[Stored records]:

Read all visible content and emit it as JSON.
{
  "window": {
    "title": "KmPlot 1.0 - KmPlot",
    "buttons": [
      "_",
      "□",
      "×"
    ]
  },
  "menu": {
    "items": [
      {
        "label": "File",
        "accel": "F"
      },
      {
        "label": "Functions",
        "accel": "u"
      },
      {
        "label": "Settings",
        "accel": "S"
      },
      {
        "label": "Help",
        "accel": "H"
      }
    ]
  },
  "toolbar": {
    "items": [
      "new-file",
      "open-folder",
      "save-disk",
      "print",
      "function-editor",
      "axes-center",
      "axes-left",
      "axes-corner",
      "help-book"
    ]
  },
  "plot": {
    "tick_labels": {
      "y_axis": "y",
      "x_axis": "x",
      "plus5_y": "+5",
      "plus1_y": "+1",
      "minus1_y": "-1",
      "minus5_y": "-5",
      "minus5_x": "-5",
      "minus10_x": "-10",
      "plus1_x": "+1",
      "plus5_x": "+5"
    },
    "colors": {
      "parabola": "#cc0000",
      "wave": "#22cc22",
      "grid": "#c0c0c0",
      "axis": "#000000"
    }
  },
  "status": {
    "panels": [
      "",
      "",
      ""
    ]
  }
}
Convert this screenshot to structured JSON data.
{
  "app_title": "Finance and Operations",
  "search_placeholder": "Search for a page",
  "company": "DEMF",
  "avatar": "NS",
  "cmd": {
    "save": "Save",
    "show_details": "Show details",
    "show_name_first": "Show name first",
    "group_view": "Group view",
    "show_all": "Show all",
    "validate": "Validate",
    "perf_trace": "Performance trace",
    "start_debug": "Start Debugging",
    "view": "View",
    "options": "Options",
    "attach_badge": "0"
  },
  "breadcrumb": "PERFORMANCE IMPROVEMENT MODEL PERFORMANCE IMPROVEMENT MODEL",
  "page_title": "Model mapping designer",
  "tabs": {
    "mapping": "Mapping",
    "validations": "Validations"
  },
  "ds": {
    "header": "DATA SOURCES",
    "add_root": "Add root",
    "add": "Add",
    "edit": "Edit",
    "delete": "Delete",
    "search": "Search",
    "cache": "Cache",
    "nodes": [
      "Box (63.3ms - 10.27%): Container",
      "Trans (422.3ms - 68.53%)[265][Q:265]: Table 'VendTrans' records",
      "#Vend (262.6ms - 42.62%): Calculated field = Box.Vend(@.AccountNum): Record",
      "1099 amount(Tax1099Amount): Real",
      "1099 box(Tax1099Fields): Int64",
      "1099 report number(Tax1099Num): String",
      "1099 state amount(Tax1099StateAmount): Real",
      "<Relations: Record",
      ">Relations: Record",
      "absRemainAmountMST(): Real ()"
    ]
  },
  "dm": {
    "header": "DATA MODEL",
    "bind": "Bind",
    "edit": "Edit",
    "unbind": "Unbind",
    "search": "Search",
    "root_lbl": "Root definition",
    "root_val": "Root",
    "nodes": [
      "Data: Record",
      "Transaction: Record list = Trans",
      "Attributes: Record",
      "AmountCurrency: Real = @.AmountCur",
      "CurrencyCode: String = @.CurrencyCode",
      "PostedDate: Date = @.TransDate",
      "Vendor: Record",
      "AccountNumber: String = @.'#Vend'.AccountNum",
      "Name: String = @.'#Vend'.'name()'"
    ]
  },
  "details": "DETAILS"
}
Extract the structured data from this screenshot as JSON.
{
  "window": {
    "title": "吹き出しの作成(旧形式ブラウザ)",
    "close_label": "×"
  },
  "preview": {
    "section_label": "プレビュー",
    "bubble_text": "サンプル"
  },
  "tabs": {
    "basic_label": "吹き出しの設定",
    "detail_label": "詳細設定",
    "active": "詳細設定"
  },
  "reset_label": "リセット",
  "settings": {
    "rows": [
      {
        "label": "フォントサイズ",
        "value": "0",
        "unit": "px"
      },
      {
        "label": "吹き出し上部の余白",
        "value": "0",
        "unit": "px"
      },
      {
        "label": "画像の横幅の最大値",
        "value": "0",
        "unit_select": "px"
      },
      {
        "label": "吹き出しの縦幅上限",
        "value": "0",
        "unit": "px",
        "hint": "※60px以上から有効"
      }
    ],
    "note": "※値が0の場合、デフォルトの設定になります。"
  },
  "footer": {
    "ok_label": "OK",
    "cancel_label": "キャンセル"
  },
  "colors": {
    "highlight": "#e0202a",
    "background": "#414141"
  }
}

[What you should do]:
Identify the lines that hold the word "this". Copy every one of them.

[The answer]:
Convert this screenshot to structured JSON data.
Extract the structured data from this screenshot as JSON.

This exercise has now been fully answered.